Recorded data
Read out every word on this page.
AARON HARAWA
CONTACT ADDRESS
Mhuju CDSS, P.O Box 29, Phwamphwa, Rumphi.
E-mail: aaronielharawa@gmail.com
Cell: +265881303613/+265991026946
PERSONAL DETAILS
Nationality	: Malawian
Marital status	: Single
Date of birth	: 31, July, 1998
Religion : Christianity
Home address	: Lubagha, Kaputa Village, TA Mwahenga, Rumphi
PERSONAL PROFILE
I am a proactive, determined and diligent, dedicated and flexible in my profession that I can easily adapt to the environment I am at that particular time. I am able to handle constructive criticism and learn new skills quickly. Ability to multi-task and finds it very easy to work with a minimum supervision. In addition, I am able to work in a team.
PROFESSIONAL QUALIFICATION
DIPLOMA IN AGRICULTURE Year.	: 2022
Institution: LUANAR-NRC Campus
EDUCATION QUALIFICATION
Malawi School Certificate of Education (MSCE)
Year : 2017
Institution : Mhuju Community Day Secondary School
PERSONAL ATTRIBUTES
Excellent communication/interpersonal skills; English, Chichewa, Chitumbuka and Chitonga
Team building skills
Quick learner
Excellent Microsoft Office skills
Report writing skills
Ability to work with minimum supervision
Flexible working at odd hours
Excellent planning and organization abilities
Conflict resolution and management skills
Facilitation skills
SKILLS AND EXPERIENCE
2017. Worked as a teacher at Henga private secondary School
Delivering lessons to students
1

### To do
Write out the entries in full, exactly as given.

### Result of the task
Read out every word on this page.
AARON HARAWA
CONTACT ADDRESS
Mhuju CDSS, P.O Box 29, Phwamphwa, Rumphi.
E-mail: aaronielharawa@gmail.com
Cell: +265881303613/+265991026946
PERSONAL DETAILS
Nationality	: Malawian
Marital status	: Single
Date of birth	: 31, July, 1998
Religion : Christianity
Home address	: Lubagha, Kaputa Village, TA Mwahenga, Rumphi
PERSONAL PROFILE
I am a proactive, determined and diligent, dedicated and flexible in my profession that I can easily adapt to the environment I am at that particular time. I am able to handle constructive criticism and learn new skills quickly. Ability to multi-task and finds it very easy to work with a minimum supervision. In addition, I am able to work in a team.
PROFESSIONAL QUALIFICATION
DIPLOMA IN AGRICULTURE Year.	: 2022
Institution: LUANAR-NRC Campus
EDUCATION QUALIFICATION
Malawi School Certificate of Education (MSCE)
Year : 2017
Institution : Mhuju Community Day Secondary School
PERSONAL ATTRIBUTES
Excellent communication/interpersonal skills; English, Chichewa, Chitumbuka and Chitonga
Team building skills
Quick learner
Excellent Microsoft Office skills
Report writing skills
Ability to work with minimum supervision
Flexible working at odd hours
Excellent planning and organization abilities
Conflict resolution and management skills
Facilitation skills
SKILLS AND EXPERIENCE
2017. Worked as a teacher at Henga private secondary School
Delivering lessons to students
1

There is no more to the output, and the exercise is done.